* [DIRECTION]: Retype the data that follows line by line, exactly, and leave its pictures out.

[Part of a data file]
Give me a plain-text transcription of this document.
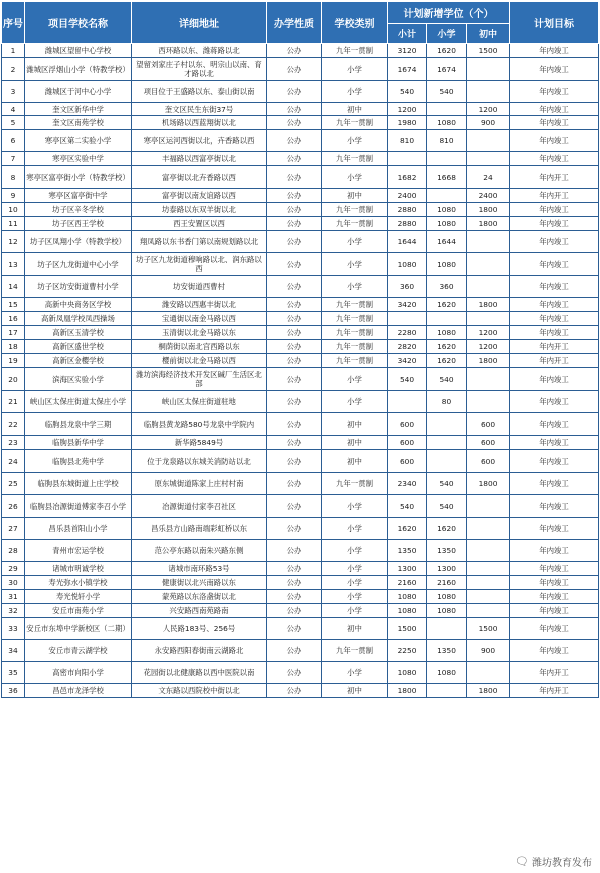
序号	项目学校名称	详细地址	办学性质	学校类别	计划新增学位（个）			计划目标
					小计	小学	初中	
1	潍城区望留中心学校	西环路以东、潍蒋路以北	公办	九年一贯制	3120	1620	1500	年内竣工
2	潍城区浮烟山小学（特教学校）	望留刘家庄子村以东、明宗山以南、育才路以北	公办	小学	1674	1674		年内竣工
3	潍城区于河中心小学	项目位于王盛路以东、泰山街以南	公办	小学	540	540		年内竣工
4	奎文区新华中学	奎文区民生东街37号	公办	初中	1200		1200	年内竣工
5	奎文区南苑学校	机场路以西蓝翔街以北	公办	九年一贯制	1980	1080	900	年内竣工
6	寒亭区第二实验小学	寒亭区运河西街以北，卉香路以西	公办	小学	810	810		年内竣工
7	寒亭区实验中学	丰福路以西富亭街以北	公办	九年一贯制				年内竣工
8	寒亭区富亭街小学（特教学校）	富亭街以北卉香路以西	公办	小学	1682	1668	24	年内开工
9	寒亭区富亭街中学	富亭街以南友谊路以西	公办	初中	2400		2400	年内开工
10	坊子区辛冬学校	坊泰路以东双羊街以北	公办	九年一贯制	2880	1080	1800	年内竣工
11	坊子区西王学校	西王安置区以西	公办	九年一贯制	2880	1080	1800	年内竣工
12	坊子区凤翔小学（特教学校）	翔凤路以东书香门第以南规划路以北	公办	小学	1644	1644		年内竣工
13	坊子区九龙街道中心小学	坊子区九龙街道穆响路以北、润东路以西	公办	小学	1080	1080		年内竣工
14	坊子区坊安街道曹村小学	坊安街道西曹村	公办	小学	360	360		年内竣工
15	高新中央商务区学校	潍安路以西惠丰街以北	公办	九年一贯制	3420	1620	1800	年内竣工
16	高新凤凰学校凤西操场	宝通街以南金马路以西	公办	九年一贯制				年内竣工
17	高新区玉清学校	玉清街以北金马路以东	公办	九年一贯制	2280	1080	1200	年内竣工
18	高新区盛世学校	桐荫街以南北宫西路以东	公办	九年一贯制	2820	1620	1200	年内开工
19	高新区金樱学校	樱前街以北金马路以西	公办	九年一贯制	3420	1620	1800	年内开工
20	滨海区实验小学	潍坊滨海经济技术开发区碱厂生活区北部	公办	小学	540	540		年内竣工
21	峡山区太保庄街道太保庄小学	峡山区太保庄街道驻地	公办	小学		80		年内竣工
22	临朐县龙泉中学三期	临朐县黄龙路580号龙泉中学院内	公办	初中	600		600	年内竣工
23	临朐县新华中学	新华路5849号	公办	初中	600		600	年内竣工
24	临朐县北苑中学	位于龙泉路以东城关消防站以北	公办	初中	600		600	年内竣工
25	临朐县东城街道上庄学校	原东城街道陈家上庄村村南	公办	九年一贯制	2340	540	1800	年内竣工
26	临朐县冶源街道傅家李召小学	冶源街道付家李召社区	公办	小学	540	540		年内竣工
27	昌乐县首阳山小学	昌乐县方山路南端彩虹桥以东	公办	小学	1620	1620		年内竣工
28	青州市宏运学校	范公亭东路以南朱兴路东侧	公办	小学	1350	1350		年内竣工
29	诸城市明诚学校	诸城市南环路53号	公办	小学	1300	1300		年内竣工
30	寿光弥水小镇学校	健康街以北兴南路以东	公办	小学	2160	2160		年内竣工
31	寿光悦轩小学	蒙苑路以东洛盏街以北	公办	小学	1080	1080		年内竣工
32	安丘市南苑小学	兴安路西南苑路南	公办	小学	1080	1080		年内竣工
33	安丘市东埠中学新校区（二期）	人民路183号、256号	公办	初中	1500		1500	年内竣工
34	安丘市青云湖学校	永安路西阳春街南云湖路北	公办	九年一贯制	2250	1350	900	年内竣工
35	高密市向阳小学	花园街以北健康路以西中医院以南	公办	小学	1080	1080		年内开工
36	昌邑市龙泽学校	文东路以西院校中街以北	公办	初中	1800		1800	年内开工
🗨 潍坊教育发布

* [RIGHT ANSWER]:
Give me a plain-text transcription of this document.
序号	项目学校名称	详细地址	办学性质	学校类别	计划新增学位（个）			计划目标
					小计	小学	初中	
1	潍城区望留中心学校	西环路以东、潍蒋路以北	公办	九年一贯制	3120	1620	1500	年内竣工
2	潍城区浮烟山小学（特教学校）	望留刘家庄子村以东、明宗山以南、育才路以北	公办	小学	1674	1674		年内竣工
3	潍城区于河中心小学	项目位于王盛路以东、泰山街以南	公办	小学	540	540		年内竣工
4	奎文区新华中学	奎文区民生东街37号	公办	初中	1200		1200	年内竣工
5	奎文区南苑学校	机场路以西蓝翔街以北	公办	九年一贯制	1980	1080	900	年内竣工
6	寒亭区第二实验小学	寒亭区运河西街以北，卉香路以西	公办	小学	810	810		年内竣工
7	寒亭区实验中学	丰福路以西富亭街以北	公办	九年一贯制				年内竣工
8	寒亭区富亭街小学（特教学校）	富亭街以北卉香路以西	公办	小学	1682	1668	24	年内开工
9	寒亭区富亭街中学	富亭街以南友谊路以西	公办	初中	2400		2400	年内开工
10	坊子区辛冬学校	坊泰路以东双羊街以北	公办	九年一贯制	2880	1080	1800	年内竣工
11	坊子区西王学校	西王安置区以西	公办	九年一贯制	2880	1080	1800	年内竣工
12	坊子区凤翔小学（特教学校）	翔凤路以东书香门第以南规划路以北	公办	小学	1644	1644		年内竣工
13	坊子区九龙街道中心小学	坊子区九龙街道穆响路以北、润东路以西	公办	小学	1080	1080		年内竣工
14	坊子区坊安街道曹村小学	坊安街道西曹村	公办	小学	360	360		年内竣工
15	高新中央商务区学校	潍安路以西惠丰街以北	公办	九年一贯制	3420	1620	1800	年内竣工
16	高新凤凰学校凤西操场	宝通街以南金马路以西	公办	九年一贯制				年内竣工
17	高新区玉清学校	玉清街以北金马路以东	公办	九年一贯制	2280	1080	1200	年内竣工
18	高新区盛世学校	桐荫街以南北宫西路以东	公办	九年一贯制	2820	1620	1200	年内开工
19	高新区金樱学校	樱前街以北金马路以西	公办	九年一贯制	3420	1620	1800	年内开工
20	滨海区实验小学	潍坊滨海经济技术开发区碱厂生活区北部	公办	小学	540	540		年内竣工
21	峡山区太保庄街道太保庄小学	峡山区太保庄街道驻地	公办	小学		80		年内竣工
22	临朐县龙泉中学三期	临朐县黄龙路580号龙泉中学院内	公办	初中	600		600	年内竣工
23	临朐县新华中学	新华路5849号	公办	初中	600		600	年内竣工
24	临朐县北苑中学	位于龙泉路以东城关消防站以北	公办	初中	600		600	年内竣工
25	临朐县东城街道上庄学校	原东城街道陈家上庄村村南	公办	九年一贯制	2340	540	1800	年内竣工
26	临朐县冶源街道傅家李召小学	冶源街道付家李召社区	公办	小学	540	540		年内竣工
27	昌乐县首阳山小学	昌乐县方山路南端彩虹桥以东	公办	小学	1620	1620		年内竣工
28	青州市宏运学校	范公亭东路以南朱兴路东侧	公办	小学	1350	1350		年内竣工
29	诸城市明诚学校	诸城市南环路53号	公办	小学	1300	1300		年内竣工
30	寿光弥水小镇学校	健康街以北兴南路以东	公办	小学	2160	2160		年内竣工
31	寿光悦轩小学	蒙苑路以东洛盏街以北	公办	小学	1080	1080		年内竣工
32	安丘市南苑小学	兴安路西南苑路南	公办	小学	1080	1080		年内竣工
33	安丘市东埠中学新校区（二期）	人民路183号、256号	公办	初中	1500		1500	年内竣工
34	安丘市青云湖学校	永安路西阳春街南云湖路北	公办	九年一贯制	2250	1350	900	年内竣工
35	高密市向阳小学	花园街以北健康路以西中医院以南	公办	小学	1080	1080		年内开工
36	昌邑市龙泽学校	文东路以西院校中街以北	公办	初中	1800		1800	年内开工
🗨 潍坊教育发布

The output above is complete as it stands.